■ **EXERCISE MATERIALS**
==================================================

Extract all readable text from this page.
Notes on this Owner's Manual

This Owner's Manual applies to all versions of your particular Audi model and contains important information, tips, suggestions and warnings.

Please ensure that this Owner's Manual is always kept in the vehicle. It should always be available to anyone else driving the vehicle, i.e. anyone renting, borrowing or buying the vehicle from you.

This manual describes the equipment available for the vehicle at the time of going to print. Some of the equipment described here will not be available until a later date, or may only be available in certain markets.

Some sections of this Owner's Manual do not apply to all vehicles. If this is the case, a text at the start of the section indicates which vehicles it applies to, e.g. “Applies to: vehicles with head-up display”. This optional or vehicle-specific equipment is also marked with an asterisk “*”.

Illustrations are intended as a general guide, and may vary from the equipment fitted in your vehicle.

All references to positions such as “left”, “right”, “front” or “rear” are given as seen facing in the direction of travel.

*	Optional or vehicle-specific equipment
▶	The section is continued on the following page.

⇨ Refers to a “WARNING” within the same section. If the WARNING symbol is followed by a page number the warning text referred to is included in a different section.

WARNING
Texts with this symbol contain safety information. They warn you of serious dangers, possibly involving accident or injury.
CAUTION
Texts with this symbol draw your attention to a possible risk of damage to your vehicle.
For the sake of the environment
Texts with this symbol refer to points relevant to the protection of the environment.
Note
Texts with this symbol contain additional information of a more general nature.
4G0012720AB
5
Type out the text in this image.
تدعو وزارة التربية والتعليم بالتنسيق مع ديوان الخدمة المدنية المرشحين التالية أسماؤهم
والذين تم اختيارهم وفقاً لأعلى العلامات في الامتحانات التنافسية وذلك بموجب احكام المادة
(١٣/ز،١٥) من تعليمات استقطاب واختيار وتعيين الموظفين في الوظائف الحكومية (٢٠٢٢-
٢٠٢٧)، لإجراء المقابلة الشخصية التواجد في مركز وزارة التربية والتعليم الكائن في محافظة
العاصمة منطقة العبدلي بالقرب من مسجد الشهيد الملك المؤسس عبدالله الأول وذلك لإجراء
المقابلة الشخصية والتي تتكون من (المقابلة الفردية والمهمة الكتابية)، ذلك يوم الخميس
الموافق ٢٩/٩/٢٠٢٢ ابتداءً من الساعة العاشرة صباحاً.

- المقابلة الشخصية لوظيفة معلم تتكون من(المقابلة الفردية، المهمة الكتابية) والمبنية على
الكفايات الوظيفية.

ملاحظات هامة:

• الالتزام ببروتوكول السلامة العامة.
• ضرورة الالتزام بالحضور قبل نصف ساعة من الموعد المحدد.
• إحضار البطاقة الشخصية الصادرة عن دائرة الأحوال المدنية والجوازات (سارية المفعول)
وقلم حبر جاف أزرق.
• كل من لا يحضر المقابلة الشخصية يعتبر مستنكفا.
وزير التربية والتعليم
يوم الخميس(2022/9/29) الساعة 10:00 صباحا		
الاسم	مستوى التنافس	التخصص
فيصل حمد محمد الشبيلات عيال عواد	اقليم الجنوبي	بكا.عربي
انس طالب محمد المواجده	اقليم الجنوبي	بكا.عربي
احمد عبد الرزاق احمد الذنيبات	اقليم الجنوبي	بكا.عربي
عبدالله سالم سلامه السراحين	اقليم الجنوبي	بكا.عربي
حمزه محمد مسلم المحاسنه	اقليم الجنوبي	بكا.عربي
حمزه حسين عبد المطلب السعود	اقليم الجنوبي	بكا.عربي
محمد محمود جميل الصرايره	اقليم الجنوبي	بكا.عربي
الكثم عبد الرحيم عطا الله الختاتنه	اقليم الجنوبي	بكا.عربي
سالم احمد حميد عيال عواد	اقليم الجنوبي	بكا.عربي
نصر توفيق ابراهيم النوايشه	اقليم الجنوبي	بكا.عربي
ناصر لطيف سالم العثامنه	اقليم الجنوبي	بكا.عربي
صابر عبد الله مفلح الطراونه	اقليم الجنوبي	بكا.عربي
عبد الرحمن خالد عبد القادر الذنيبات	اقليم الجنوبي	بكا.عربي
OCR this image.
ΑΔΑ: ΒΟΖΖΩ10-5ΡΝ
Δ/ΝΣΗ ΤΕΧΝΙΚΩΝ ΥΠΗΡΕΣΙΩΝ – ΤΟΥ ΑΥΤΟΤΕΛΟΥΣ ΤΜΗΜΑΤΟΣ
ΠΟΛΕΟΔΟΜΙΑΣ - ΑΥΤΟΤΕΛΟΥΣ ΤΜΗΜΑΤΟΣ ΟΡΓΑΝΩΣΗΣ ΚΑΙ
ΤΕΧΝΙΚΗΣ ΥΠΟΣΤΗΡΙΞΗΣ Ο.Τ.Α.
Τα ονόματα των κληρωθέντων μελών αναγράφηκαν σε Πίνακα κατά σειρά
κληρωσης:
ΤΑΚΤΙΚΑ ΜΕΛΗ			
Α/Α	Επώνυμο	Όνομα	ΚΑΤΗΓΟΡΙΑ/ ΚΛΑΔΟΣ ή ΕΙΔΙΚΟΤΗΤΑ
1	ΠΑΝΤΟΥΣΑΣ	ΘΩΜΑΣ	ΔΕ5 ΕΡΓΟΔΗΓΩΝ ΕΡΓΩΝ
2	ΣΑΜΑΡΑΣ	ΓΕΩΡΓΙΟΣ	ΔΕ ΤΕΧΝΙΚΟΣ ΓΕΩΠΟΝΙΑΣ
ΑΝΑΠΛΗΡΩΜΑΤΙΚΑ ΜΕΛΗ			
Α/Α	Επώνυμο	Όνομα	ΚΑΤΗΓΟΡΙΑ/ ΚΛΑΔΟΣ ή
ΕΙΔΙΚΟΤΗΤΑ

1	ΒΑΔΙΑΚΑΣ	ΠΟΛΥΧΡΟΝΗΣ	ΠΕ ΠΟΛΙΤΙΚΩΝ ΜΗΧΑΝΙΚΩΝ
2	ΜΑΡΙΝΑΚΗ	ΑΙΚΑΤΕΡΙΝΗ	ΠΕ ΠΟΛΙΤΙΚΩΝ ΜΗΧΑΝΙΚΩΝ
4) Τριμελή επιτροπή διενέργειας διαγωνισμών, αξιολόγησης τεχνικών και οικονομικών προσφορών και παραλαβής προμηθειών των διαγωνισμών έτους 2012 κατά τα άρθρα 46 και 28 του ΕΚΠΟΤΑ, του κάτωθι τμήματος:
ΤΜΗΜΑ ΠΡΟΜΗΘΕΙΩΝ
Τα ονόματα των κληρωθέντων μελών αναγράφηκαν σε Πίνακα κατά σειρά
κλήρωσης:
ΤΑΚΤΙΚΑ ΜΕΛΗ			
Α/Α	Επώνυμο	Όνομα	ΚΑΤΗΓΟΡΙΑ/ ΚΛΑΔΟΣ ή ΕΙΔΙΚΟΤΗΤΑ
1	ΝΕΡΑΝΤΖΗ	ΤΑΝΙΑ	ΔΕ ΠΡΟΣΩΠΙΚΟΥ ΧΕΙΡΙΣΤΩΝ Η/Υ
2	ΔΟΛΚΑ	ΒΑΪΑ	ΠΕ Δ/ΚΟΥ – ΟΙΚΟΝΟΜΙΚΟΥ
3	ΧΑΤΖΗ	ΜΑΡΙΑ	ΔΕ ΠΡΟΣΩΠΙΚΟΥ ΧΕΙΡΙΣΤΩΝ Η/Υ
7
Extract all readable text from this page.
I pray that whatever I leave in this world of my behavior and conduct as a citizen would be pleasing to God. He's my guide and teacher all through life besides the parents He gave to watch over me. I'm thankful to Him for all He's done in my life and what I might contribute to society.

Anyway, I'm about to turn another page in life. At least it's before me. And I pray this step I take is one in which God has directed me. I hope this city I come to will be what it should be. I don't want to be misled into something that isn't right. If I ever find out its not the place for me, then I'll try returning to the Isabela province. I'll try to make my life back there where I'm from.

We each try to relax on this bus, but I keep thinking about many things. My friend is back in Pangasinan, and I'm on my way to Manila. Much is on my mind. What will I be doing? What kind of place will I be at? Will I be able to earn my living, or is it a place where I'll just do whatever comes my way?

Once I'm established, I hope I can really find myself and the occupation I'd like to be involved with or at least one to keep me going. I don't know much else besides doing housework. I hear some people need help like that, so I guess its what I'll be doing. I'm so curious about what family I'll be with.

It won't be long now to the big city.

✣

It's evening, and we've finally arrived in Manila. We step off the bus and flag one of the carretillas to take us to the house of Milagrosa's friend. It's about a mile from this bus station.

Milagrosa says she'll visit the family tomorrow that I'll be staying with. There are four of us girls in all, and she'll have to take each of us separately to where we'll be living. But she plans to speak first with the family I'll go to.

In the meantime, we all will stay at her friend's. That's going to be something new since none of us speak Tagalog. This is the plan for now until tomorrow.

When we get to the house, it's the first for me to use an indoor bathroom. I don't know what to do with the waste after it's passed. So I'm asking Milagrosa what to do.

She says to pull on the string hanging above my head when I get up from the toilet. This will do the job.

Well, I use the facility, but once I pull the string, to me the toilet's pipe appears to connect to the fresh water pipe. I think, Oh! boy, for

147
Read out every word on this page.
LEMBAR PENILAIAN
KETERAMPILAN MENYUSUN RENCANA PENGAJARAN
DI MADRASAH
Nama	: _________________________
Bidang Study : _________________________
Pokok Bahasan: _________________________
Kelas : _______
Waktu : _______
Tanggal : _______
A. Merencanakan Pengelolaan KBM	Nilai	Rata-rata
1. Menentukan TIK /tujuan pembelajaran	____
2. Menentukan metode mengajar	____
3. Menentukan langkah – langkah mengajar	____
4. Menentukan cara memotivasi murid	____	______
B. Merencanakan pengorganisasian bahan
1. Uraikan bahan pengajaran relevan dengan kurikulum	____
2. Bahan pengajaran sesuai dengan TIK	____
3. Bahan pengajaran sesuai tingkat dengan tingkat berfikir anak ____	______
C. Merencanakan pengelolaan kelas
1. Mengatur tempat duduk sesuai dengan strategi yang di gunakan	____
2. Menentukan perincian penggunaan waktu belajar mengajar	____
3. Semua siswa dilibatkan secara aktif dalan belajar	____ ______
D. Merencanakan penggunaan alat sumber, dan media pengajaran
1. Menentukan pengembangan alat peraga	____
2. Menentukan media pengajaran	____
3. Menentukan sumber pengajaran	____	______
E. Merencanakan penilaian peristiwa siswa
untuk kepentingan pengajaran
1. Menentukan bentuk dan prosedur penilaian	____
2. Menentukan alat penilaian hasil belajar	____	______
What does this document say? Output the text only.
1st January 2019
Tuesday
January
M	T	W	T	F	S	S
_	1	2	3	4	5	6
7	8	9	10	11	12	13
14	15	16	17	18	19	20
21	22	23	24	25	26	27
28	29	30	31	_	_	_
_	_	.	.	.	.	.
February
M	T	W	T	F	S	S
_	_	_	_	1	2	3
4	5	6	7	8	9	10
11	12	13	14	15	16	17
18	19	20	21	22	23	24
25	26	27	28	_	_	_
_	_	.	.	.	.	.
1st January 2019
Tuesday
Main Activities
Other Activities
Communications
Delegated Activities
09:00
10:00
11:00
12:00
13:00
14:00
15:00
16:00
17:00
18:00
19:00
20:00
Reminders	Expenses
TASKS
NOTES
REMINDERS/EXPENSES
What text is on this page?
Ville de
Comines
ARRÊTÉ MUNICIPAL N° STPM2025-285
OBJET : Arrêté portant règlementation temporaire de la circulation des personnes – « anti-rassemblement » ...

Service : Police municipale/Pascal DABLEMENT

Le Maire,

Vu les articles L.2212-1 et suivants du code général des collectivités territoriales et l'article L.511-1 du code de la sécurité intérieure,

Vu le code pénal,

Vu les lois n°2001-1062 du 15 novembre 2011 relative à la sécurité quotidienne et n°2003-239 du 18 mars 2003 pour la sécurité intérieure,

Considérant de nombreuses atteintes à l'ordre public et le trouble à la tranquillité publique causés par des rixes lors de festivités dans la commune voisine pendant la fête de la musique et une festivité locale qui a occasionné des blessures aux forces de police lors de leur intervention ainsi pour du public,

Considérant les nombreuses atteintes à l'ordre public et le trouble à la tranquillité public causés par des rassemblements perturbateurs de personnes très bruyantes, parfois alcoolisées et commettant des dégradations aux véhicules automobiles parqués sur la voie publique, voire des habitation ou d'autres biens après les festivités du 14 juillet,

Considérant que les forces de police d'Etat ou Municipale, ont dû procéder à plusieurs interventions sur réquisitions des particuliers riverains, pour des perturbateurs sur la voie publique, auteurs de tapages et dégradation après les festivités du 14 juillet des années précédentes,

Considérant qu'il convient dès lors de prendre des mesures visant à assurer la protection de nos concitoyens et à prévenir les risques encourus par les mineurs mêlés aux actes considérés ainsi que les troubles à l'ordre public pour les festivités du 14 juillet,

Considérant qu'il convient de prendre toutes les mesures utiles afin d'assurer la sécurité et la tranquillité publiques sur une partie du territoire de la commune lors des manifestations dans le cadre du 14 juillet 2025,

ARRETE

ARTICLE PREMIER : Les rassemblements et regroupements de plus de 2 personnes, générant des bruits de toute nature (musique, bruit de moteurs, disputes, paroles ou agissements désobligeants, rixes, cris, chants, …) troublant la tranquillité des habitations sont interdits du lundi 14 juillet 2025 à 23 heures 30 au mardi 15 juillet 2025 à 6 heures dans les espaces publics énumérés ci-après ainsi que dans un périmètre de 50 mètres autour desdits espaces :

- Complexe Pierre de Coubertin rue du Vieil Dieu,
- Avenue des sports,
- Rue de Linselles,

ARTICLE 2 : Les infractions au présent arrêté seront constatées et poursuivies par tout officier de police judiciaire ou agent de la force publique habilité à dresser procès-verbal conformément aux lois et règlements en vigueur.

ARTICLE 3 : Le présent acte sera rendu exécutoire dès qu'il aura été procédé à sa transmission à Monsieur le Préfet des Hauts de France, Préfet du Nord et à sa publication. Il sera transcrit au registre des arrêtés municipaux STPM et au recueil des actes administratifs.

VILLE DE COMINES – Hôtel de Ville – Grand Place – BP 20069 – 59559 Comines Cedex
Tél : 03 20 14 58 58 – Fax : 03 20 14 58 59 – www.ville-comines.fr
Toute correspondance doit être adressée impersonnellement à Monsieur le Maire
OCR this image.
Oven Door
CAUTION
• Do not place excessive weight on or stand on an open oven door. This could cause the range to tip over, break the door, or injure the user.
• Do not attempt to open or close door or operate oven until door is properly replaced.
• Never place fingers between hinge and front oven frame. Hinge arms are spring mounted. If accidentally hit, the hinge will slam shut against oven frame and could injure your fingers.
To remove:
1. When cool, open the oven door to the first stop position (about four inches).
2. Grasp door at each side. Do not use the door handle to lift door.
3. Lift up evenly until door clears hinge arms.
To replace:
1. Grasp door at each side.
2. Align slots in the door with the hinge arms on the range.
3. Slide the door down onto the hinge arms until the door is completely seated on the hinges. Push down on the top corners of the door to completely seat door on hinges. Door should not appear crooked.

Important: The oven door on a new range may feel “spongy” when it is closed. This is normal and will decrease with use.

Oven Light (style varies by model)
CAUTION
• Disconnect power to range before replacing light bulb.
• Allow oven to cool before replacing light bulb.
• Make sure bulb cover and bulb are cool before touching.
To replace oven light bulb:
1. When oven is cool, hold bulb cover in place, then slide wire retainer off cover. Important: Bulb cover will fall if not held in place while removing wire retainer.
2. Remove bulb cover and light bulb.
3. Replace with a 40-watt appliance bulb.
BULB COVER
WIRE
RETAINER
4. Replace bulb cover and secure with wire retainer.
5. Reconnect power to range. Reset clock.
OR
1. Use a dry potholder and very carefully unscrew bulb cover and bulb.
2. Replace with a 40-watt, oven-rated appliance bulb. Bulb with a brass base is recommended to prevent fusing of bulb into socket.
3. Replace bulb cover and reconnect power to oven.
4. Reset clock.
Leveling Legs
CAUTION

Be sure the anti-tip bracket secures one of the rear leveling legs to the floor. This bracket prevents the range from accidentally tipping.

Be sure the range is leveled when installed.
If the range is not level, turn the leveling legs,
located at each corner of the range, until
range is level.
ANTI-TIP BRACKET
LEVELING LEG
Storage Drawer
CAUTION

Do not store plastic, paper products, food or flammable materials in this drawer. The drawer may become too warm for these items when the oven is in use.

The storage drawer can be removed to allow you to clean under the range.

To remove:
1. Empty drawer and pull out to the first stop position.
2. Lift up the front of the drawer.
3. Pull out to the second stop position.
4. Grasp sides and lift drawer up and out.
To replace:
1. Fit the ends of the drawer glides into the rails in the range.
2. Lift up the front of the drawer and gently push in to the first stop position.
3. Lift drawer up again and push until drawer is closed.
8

==================================================

■ **DIRECTIVE**
Across the material above, how many lines include the string "siswa"? Only the number is wanted.

■ **ANSWER IN FULL**
2